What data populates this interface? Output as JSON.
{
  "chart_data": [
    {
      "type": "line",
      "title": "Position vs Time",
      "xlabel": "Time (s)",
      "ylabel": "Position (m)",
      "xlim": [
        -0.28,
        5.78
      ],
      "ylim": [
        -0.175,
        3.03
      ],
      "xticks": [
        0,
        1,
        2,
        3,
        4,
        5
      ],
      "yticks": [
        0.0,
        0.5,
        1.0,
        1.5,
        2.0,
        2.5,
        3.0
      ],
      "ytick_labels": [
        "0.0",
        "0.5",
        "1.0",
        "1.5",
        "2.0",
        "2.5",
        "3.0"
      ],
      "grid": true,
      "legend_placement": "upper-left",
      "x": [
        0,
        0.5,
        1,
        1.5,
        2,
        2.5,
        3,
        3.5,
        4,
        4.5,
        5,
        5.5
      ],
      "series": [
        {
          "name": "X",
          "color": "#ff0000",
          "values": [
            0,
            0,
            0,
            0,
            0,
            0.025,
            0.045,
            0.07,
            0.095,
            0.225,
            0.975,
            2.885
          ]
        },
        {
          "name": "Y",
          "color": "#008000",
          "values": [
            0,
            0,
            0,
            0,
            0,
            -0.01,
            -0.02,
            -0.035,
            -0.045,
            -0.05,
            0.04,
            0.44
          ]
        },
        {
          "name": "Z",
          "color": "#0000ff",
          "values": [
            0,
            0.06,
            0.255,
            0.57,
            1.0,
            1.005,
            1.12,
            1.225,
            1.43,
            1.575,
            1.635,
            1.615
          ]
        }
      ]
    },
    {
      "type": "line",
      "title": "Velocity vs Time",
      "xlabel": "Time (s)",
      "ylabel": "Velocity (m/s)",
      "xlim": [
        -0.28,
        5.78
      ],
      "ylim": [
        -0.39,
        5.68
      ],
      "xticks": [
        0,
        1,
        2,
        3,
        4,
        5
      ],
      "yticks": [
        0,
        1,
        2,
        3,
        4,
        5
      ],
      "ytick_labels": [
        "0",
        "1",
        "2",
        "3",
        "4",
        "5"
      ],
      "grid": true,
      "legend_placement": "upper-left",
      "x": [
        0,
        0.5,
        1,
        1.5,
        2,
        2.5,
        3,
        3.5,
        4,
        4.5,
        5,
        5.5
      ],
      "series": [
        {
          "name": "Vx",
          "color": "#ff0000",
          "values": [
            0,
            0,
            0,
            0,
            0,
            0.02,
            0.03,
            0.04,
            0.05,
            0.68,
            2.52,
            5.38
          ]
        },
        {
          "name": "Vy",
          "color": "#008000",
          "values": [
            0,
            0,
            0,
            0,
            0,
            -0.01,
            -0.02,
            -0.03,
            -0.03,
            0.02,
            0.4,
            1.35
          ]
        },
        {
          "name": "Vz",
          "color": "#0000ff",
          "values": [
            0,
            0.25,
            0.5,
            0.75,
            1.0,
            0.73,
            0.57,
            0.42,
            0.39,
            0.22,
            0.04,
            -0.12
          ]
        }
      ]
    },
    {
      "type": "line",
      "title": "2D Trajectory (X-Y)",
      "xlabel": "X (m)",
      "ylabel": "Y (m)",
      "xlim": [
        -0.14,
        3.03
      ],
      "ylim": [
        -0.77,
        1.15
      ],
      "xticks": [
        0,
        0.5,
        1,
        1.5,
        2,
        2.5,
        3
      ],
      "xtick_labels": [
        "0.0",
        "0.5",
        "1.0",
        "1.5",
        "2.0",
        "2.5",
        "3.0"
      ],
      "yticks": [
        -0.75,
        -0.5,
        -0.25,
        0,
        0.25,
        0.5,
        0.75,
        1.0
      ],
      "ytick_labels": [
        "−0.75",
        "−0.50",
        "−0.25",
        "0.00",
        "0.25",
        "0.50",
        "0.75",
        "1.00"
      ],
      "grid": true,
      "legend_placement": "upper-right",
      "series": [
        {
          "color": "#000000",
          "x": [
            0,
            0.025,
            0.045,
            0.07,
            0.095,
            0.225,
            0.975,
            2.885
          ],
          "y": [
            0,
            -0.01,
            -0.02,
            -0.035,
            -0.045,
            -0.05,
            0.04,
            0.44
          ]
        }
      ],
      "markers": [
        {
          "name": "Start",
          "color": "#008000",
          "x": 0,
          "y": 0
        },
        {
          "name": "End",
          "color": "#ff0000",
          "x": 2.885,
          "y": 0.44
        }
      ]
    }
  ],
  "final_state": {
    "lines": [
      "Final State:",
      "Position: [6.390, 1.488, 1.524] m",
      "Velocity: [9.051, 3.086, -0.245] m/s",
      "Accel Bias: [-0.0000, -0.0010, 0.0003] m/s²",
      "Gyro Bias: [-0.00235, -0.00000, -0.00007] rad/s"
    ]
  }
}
********
Reproduce each entry from the records above, character for character.

### Problem solution
What data populates this interface? Output as JSON.
{
  "chart_data": [
    {
      "type": "line",
      "title": "Position vs Time",
      "xlabel": "Time (s)",
      "ylabel": "Position (m)",
      "xlim": [
        -0.28,
        5.78
      ],
      "ylim": [
        -0.175,
        3.03
      ],
      "xticks": [
        0,
        1,
        2,
        3,
        4,
        5
      ],
      "yticks": [
        0.0,
        0.5,
        1.0,
        1.5,
        2.0,
        2.5,
        3.0
      ],
      "ytick_labels": [
        "0.0",
        "0.5",
        "1.0",
        "1.5",
        "2.0",
        "2.5",
        "3.0"
      ],
      "grid": true,
      "legend_placement": "upper-left",
      "x": [
        0,
        0.5,
        1,
        1.5,
        2,
        2.5,
        3,
        3.5,
        4,
        4.5,
        5,
        5.5
      ],
      "series": [
        {
          "name": "X",
          "color": "#ff0000",
          "values": [
            0,
            0,
            0,
            0,
            0,
            0.025,
            0.045,
            0.07,
            0.095,
            0.225,
            0.975,
            2.885
          ]
        },
        {
          "name": "Y",
          "color": "#008000",
          "values": [
            0,
            0,
            0,
            0,
            0,
            -0.01,
            -0.02,
            -0.035,
            -0.045,
            -0.05,
            0.04,
            0.44
          ]
        },
        {
          "name": "Z",
          "color": "#0000ff",
          "values": [
            0,
            0.06,
            0.255,
            0.57,
            1.0,
            1.005,
            1.12,
            1.225,
            1.43,
            1.575,
            1.635,
            1.615
          ]
        }
      ]
    },
    {
      "type": "line",
      "title": "Velocity vs Time",
      "xlabel": "Time (s)",
      "ylabel": "Velocity (m/s)",
      "xlim": [
        -0.28,
        5.78
      ],
      "ylim": [
        -0.39,
        5.68
      ],
      "xticks": [
        0,
        1,
        2,
        3,
        4,
        5
      ],
      "yticks": [
        0,
        1,
        2,
        3,
        4,
        5
      ],
      "ytick_labels": [
        "0",
        "1",
        "2",
        "3",
        "4",
        "5"
      ],
      "grid": true,
      "legend_placement": "upper-left",
      "x": [
        0,
        0.5,
        1,
        1.5,
        2,
        2.5,
        3,
        3.5,
        4,
        4.5,
        5,
        5.5
      ],
      "series": [
        {
          "name": "Vx",
          "color": "#ff0000",
          "values": [
            0,
            0,
            0,
            0,
            0,
            0.02,
            0.03,
            0.04,
            0.05,
            0.68,
            2.52,
            5.38
          ]
        },
        {
          "name": "Vy",
          "color": "#008000",
          "values": [
            0,
            0,
            0,
            0,
            0,
            -0.01,
            -0.02,
            -0.03,
            -0.03,
            0.02,
            0.4,
            1.35
          ]
        },
        {
          "name": "Vz",
          "color": "#0000ff",
          "values": [
            0,
            0.25,
            0.5,
            0.75,
            1.0,
            0.73,
            0.57,
            0.42,
            0.39,
            0.22,
            0.04,
            -0.12
          ]
        }
      ]
    },
    {
      "type": "line",
      "title": "2D Trajectory (X-Y)",
      "xlabel": "X (m)",
      "ylabel": "Y (m)",
      "xlim": [
        -0.14,
        3.03
      ],
      "ylim": [
        -0.77,
        1.15
      ],
      "xticks": [
        0,
        0.5,
        1,
        1.5,
        2,
        2.5,
        3
      ],
      "xtick_labels": [
        "0.0",
        "0.5",
        "1.0",
        "1.5",
        "2.0",
        "2.5",
        "3.0"
      ],
      "yticks": [
        -0.75,
        -0.5,
        -0.25,
        0,
        0.25,
        0.5,
        0.75,
        1.0
      ],
      "ytick_labels": [
        "−0.75",
        "−0.50",
        "−0.25",
        "0.00",
        "0.25",
        "0.50",
        "0.75",
        "1.00"
      ],
      "grid": true,
      "legend_placement": "upper-right",
      "series": [
        {
          "color": "#000000",
          "x": [
            0,
            0.025,
            0.045,
            0.07,
            0.095,
            0.225,
            0.975,
            2.885
          ],
          "y": [
            0,
            -0.01,
            -0.02,
            -0.035,
            -0.045,
            -0.05,
            0.04,
            0.44
          ]
        }
      ],
      "markers": [
        {
          "name": "Start",
          "color": "#008000",
          "x": 0,
          "y": 0
        },
        {
          "name": "End",
          "color": "#ff0000",
          "x": 2.885,
          "y": 0.44
        }
      ]
    }
  ],
  "final_state": {
    "lines": [
      "Final State:",
      "Position: [6.390, 1.488, 1.524] m",
      "Velocity: [9.051, 3.086, -0.245] m/s",
      "Accel Bias: [-0.0000, -0.0010, 0.0003] m/s²",
      "Gyro Bias: [-0.00235, -0.00000, -0.00007] rad/s"
    ]
  }
}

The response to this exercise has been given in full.